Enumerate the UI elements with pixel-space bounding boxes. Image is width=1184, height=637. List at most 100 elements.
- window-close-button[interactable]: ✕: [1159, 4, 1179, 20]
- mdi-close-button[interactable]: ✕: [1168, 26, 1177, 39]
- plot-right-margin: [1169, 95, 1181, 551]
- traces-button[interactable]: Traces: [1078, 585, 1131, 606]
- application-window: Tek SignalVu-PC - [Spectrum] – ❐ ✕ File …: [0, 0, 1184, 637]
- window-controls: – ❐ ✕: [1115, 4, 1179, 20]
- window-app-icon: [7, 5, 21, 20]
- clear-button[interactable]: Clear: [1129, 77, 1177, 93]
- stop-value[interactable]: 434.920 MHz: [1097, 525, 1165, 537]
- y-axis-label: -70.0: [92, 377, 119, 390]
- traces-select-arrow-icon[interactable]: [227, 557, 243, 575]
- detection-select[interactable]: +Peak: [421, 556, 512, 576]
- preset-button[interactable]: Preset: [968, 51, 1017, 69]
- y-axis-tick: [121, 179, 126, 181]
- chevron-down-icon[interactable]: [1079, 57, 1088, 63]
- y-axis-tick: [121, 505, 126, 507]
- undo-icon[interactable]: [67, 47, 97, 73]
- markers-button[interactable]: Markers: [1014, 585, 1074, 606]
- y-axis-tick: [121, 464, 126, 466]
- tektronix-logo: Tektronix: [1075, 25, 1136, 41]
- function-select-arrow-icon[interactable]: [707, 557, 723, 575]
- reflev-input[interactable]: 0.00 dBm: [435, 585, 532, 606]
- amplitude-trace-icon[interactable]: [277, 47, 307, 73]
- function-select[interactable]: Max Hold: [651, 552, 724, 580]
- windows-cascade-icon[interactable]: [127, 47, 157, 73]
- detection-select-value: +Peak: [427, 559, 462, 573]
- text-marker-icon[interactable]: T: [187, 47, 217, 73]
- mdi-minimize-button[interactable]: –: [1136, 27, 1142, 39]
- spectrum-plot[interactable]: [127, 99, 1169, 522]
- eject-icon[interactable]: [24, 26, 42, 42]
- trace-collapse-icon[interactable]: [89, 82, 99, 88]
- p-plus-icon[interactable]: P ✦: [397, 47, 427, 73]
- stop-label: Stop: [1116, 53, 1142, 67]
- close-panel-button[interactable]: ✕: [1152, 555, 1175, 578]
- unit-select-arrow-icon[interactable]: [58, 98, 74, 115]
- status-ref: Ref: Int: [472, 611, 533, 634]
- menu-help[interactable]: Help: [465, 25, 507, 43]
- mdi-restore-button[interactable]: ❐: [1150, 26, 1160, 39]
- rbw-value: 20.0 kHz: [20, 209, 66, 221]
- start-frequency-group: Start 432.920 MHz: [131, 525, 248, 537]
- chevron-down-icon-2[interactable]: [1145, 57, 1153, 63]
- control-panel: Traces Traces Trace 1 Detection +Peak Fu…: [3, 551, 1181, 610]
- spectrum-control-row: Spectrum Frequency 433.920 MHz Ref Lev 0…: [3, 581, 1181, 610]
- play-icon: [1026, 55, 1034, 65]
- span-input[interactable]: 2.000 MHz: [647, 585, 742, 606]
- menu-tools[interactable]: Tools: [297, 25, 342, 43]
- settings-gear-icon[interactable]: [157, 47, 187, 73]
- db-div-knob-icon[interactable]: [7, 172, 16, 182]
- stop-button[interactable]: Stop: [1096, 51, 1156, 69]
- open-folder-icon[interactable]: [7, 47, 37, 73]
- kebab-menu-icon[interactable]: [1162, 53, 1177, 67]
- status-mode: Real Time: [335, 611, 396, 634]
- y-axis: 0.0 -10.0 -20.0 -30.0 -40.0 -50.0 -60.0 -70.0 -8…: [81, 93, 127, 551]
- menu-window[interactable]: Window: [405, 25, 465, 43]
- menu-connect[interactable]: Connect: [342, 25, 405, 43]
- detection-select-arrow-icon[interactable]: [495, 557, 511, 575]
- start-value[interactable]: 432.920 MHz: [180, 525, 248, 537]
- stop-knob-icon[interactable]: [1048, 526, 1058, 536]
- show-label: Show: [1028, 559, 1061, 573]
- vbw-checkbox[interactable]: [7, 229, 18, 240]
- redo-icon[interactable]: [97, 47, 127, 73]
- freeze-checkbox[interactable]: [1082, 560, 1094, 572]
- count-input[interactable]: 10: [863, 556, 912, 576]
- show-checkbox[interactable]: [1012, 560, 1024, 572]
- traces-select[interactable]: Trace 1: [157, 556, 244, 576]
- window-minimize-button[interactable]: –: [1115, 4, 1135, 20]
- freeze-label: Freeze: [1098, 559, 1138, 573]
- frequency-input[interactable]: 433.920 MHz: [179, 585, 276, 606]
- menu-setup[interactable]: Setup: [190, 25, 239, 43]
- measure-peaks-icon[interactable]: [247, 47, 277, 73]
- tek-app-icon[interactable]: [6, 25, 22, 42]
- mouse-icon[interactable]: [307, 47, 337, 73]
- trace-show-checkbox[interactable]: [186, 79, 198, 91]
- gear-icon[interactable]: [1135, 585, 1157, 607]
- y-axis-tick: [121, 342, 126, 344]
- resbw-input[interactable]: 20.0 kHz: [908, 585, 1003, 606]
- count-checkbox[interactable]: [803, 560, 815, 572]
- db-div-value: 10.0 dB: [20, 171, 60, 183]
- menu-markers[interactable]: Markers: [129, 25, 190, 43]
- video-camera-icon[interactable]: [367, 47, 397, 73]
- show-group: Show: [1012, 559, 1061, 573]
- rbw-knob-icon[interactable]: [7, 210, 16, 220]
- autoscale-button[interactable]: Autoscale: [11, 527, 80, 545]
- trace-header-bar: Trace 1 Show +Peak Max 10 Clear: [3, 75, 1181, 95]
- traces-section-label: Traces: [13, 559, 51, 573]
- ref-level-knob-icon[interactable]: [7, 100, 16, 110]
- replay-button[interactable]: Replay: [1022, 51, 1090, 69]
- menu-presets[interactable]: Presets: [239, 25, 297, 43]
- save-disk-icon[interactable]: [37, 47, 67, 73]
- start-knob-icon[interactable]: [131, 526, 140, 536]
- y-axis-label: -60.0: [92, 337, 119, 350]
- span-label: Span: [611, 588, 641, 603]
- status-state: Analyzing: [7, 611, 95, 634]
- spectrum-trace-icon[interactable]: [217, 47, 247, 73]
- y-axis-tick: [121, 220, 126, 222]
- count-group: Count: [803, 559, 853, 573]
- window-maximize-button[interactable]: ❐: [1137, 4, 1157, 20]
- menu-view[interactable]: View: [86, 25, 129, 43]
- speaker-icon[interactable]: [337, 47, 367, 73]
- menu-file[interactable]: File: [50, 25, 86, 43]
==*==
## Short problem:
Reproduce every one of the lines above without changing anything.

## Correct answer:
Enumerate the UI elements with pixel-space bounding boxes. Image is width=1184, height=637. List at most 100 elements.
- window-close-button[interactable]: ✕: [1159, 4, 1179, 20]
- mdi-close-button[interactable]: ✕: [1168, 26, 1177, 39]
- plot-right-margin: [1169, 95, 1181, 551]
- traces-button[interactable]: Traces: [1078, 585, 1131, 606]
- application-window: Tek SignalVu-PC - [Spectrum] – ❐ ✕ File …: [0, 0, 1184, 637]
- window-controls: – ❐ ✕: [1115, 4, 1179, 20]
- window-app-icon: [7, 5, 21, 20]
- clear-button[interactable]: Clear: [1129, 77, 1177, 93]
- stop-value[interactable]: 434.920 MHz: [1097, 525, 1165, 537]
- y-axis-label: -70.0: [92, 377, 119, 390]
- traces-select-arrow-icon[interactable]: [227, 557, 243, 575]
- detection-select[interactable]: +Peak: [421, 556, 512, 576]
- preset-button[interactable]: Preset: [968, 51, 1017, 69]
- y-axis-tick: [121, 179, 126, 181]
- chevron-down-icon[interactable]: [1079, 57, 1088, 63]
- y-axis-tick: [121, 505, 126, 507]
- undo-icon[interactable]: [67, 47, 97, 73]
- markers-button[interactable]: Markers: [1014, 585, 1074, 606]
- y-axis-tick: [121, 464, 126, 466]
- tektronix-logo: Tektronix: [1075, 25, 1136, 41]
- function-select-arrow-icon[interactable]: [707, 557, 723, 575]
- reflev-input[interactable]: 0.00 dBm: [435, 585, 532, 606]
- amplitude-trace-icon[interactable]: [277, 47, 307, 73]
- function-select[interactable]: Max Hold: [651, 552, 724, 580]
- windows-cascade-icon[interactable]: [127, 47, 157, 73]
- detection-select-value: +Peak: [427, 559, 462, 573]
- text-marker-icon[interactable]: T: [187, 47, 217, 73]
- mdi-minimize-button[interactable]: –: [1136, 27, 1142, 39]
- spectrum-plot[interactable]: [127, 99, 1169, 522]
- eject-icon[interactable]: [24, 26, 42, 42]
- trace-collapse-icon[interactable]: [89, 82, 99, 88]
- p-plus-icon[interactable]: P ✦: [397, 47, 427, 73]
- stop-label: Stop: [1116, 53, 1142, 67]
- close-panel-button[interactable]: ✕: [1152, 555, 1175, 578]
- unit-select-arrow-icon[interactable]: [58, 98, 74, 115]
- status-ref: Ref: Int: [472, 611, 533, 634]
- menu-help[interactable]: Help: [465, 25, 507, 43]
- mdi-restore-button[interactable]: ❐: [1150, 26, 1160, 39]
- rbw-value: 20.0 kHz: [20, 209, 66, 221]
- start-frequency-group: Start 432.920 MHz: [131, 525, 248, 537]
- chevron-down-icon-2[interactable]: [1145, 57, 1153, 63]
- control-panel: Traces Traces Trace 1 Detection +Peak Fu…: [3, 551, 1181, 610]
- spectrum-control-row: Spectrum Frequency 433.920 MHz Ref Lev 0…: [3, 581, 1181, 610]
- play-icon: [1026, 55, 1034, 65]
- span-input[interactable]: 2.000 MHz: [647, 585, 742, 606]
- menu-tools[interactable]: Tools: [297, 25, 342, 43]
- settings-gear-icon[interactable]: [157, 47, 187, 73]
- db-div-knob-icon[interactable]: [7, 172, 16, 182]
- stop-button[interactable]: Stop: [1096, 51, 1156, 69]
- open-folder-icon[interactable]: [7, 47, 37, 73]
- kebab-menu-icon[interactable]: [1162, 53, 1177, 67]
- status-mode: Real Time: [335, 611, 396, 634]
- y-axis: 0.0 -10.0 -20.0 -30.0 -40.0 -50.0 -60.0 -70.0 -8…: [81, 93, 127, 551]
- menu-window[interactable]: Window: [405, 25, 465, 43]
- menu-connect[interactable]: Connect: [342, 25, 405, 43]
- detection-select-arrow-icon[interactable]: [495, 557, 511, 575]
- start-value[interactable]: 432.920 MHz: [180, 525, 248, 537]
- stop-knob-icon[interactable]: [1048, 526, 1058, 536]
- show-label: Show: [1028, 559, 1061, 573]
- vbw-checkbox[interactable]: [7, 229, 18, 240]
- redo-icon[interactable]: [97, 47, 127, 73]
- freeze-checkbox[interactable]: [1082, 560, 1094, 572]
- count-input[interactable]: 10: [863, 556, 912, 576]
- show-checkbox[interactable]: [1012, 560, 1024, 572]
- traces-select[interactable]: Trace 1: [157, 556, 244, 576]
- window-minimize-button[interactable]: –: [1115, 4, 1135, 20]
- freeze-label: Freeze: [1098, 559, 1138, 573]
- frequency-input[interactable]: 433.920 MHz: [179, 585, 276, 606]
- menu-setup[interactable]: Setup: [190, 25, 239, 43]
- measure-peaks-icon[interactable]: [247, 47, 277, 73]
- tek-app-icon[interactable]: [6, 25, 22, 42]
- mouse-icon[interactable]: [307, 47, 337, 73]
- trace-show-checkbox[interactable]: [186, 79, 198, 91]
- gear-icon[interactable]: [1135, 585, 1157, 607]
- y-axis-tick: [121, 342, 126, 344]
- resbw-input[interactable]: 20.0 kHz: [908, 585, 1003, 606]
- count-checkbox[interactable]: [803, 560, 815, 572]
- db-div-value: 10.0 dB: [20, 171, 60, 183]
- menu-markers[interactable]: Markers: [129, 25, 190, 43]
- video-camera-icon[interactable]: [367, 47, 397, 73]
- show-group: Show: [1012, 559, 1061, 573]
- rbw-knob-icon[interactable]: [7, 210, 16, 220]
- autoscale-button[interactable]: Autoscale: [11, 527, 80, 545]
- trace-header-bar: Trace 1 Show +Peak Max 10 Clear: [3, 75, 1181, 95]
- traces-section-label: Traces: [13, 559, 51, 573]
- ref-level-knob-icon[interactable]: [7, 100, 16, 110]
- replay-button[interactable]: Replay: [1022, 51, 1090, 69]
- menu-presets[interactable]: Presets: [239, 25, 297, 43]
- save-disk-icon[interactable]: [37, 47, 67, 73]
- start-knob-icon[interactable]: [131, 526, 140, 536]
- y-axis-label: -60.0: [92, 337, 119, 350]
- span-label: Span: [611, 588, 641, 603]
- status-state: Analyzing: [7, 611, 95, 634]
- spectrum-trace-icon[interactable]: [217, 47, 247, 73]
- y-axis-tick: [121, 220, 126, 222]
- count-group: Count: [803, 559, 853, 573]
- window-maximize-button[interactable]: ❐: [1137, 4, 1157, 20]
- menu-view[interactable]: View: [86, 25, 129, 43]
- speaker-icon[interactable]: [337, 47, 367, 73]
- menu-file[interactable]: File: [50, 25, 86, 43]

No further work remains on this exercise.